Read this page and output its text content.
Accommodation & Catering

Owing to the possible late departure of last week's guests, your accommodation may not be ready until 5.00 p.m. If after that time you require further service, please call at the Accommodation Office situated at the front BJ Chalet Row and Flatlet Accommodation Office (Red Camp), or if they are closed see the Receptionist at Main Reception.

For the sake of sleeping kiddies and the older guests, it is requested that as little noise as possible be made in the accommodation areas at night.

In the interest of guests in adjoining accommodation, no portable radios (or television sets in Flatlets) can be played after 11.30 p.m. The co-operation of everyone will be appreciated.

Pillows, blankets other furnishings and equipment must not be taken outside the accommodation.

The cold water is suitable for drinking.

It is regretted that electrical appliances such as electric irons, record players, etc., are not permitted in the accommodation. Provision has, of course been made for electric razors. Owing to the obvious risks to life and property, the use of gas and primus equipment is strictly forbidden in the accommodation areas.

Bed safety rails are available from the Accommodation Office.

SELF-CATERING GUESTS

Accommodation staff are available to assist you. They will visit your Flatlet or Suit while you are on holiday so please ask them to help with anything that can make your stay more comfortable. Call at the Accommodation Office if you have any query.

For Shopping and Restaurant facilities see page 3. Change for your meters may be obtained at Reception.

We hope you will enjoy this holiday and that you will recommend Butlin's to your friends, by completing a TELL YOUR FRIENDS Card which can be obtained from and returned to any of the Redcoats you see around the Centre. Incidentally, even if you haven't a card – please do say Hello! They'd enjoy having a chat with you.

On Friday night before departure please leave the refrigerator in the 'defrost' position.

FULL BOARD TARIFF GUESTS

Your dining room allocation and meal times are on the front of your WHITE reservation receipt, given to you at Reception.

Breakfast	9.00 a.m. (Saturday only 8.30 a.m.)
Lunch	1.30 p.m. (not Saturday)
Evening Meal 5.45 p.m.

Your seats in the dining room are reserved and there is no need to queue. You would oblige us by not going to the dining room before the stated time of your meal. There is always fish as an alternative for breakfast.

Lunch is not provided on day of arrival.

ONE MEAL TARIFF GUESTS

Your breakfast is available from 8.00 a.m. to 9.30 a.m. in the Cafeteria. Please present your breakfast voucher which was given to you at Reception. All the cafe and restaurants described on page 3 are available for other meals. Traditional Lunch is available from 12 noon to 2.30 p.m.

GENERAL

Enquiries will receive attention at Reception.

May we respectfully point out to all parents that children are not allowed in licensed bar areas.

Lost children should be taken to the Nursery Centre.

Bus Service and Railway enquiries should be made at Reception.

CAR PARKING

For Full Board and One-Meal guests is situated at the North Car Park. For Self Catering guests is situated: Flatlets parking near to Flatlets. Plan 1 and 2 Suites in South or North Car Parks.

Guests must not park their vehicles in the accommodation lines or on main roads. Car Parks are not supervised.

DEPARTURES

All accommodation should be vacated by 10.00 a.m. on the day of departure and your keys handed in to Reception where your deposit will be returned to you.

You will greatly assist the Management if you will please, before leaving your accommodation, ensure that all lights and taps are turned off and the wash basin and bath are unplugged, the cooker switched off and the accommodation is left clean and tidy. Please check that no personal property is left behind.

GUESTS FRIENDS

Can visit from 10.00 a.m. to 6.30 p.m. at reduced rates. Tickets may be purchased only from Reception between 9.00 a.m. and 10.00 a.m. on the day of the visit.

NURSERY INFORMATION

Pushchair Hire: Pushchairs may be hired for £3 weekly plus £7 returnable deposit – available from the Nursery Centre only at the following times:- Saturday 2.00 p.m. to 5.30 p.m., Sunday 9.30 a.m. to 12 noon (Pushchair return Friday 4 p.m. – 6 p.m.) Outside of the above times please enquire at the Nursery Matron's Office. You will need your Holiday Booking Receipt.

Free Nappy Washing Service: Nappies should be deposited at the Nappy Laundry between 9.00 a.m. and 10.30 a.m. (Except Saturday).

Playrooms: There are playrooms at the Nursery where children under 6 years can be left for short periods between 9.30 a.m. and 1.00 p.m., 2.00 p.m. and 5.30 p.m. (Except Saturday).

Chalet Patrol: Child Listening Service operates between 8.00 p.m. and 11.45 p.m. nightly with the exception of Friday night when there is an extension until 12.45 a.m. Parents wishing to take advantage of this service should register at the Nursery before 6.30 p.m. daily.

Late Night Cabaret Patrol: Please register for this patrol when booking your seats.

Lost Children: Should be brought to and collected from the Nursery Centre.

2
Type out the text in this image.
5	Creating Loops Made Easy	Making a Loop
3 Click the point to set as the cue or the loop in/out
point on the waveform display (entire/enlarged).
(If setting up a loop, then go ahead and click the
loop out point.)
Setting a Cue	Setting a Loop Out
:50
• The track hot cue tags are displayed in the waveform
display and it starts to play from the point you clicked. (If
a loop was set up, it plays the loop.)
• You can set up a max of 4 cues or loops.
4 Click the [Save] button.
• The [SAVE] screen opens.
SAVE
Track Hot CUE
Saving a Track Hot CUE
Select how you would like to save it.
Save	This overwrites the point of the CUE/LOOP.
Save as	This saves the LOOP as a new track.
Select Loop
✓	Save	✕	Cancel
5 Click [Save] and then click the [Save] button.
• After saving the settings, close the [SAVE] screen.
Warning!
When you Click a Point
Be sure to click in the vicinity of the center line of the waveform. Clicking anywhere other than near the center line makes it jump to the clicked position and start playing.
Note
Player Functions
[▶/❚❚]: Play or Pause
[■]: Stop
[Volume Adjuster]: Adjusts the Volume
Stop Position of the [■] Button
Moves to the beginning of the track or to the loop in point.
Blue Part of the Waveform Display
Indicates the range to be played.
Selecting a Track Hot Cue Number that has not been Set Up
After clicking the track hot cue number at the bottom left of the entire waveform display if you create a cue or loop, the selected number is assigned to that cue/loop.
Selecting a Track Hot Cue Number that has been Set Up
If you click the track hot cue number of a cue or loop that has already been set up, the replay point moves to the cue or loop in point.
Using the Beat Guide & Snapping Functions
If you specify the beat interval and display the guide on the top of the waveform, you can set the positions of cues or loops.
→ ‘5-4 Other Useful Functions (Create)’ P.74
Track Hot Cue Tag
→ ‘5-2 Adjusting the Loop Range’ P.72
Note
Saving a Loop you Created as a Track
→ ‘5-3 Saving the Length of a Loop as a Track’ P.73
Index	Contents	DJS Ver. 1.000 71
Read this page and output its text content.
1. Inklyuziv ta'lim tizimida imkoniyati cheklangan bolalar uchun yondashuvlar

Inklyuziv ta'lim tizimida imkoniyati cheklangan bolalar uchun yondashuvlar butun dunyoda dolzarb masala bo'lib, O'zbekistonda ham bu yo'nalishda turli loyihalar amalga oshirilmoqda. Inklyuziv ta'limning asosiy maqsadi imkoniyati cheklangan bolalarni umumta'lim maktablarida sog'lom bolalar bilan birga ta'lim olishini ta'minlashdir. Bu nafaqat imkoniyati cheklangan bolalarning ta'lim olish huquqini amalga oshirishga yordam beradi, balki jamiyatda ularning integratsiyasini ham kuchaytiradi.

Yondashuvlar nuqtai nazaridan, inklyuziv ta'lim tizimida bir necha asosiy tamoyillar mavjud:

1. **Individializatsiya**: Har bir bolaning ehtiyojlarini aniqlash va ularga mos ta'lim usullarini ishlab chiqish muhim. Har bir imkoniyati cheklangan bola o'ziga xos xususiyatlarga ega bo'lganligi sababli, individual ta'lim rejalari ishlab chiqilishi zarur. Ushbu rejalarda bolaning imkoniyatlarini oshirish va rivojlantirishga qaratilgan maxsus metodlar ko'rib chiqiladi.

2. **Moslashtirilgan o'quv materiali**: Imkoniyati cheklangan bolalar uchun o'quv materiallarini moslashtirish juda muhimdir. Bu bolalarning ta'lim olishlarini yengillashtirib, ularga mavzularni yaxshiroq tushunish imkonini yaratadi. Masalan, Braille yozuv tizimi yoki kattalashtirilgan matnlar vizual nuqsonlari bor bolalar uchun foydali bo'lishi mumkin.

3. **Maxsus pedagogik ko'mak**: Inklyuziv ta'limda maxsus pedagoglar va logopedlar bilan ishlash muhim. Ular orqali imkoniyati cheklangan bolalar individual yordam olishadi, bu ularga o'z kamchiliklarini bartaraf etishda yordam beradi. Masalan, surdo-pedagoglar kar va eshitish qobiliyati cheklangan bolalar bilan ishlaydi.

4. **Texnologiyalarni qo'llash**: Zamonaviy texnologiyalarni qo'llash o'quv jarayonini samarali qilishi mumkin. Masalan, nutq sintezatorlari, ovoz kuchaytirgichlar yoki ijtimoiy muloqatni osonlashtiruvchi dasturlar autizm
::::
• Directions for this task: Pick out every line above that contains the word "would" and copy it.

• Answer to the exercise:
Your seats in the dining room are reserved and there is no need to queue. You would oblige us by not going to the dining room before the stated time of your meal. There is always fish as an alternative for breakfast.
Select how you would like to save it.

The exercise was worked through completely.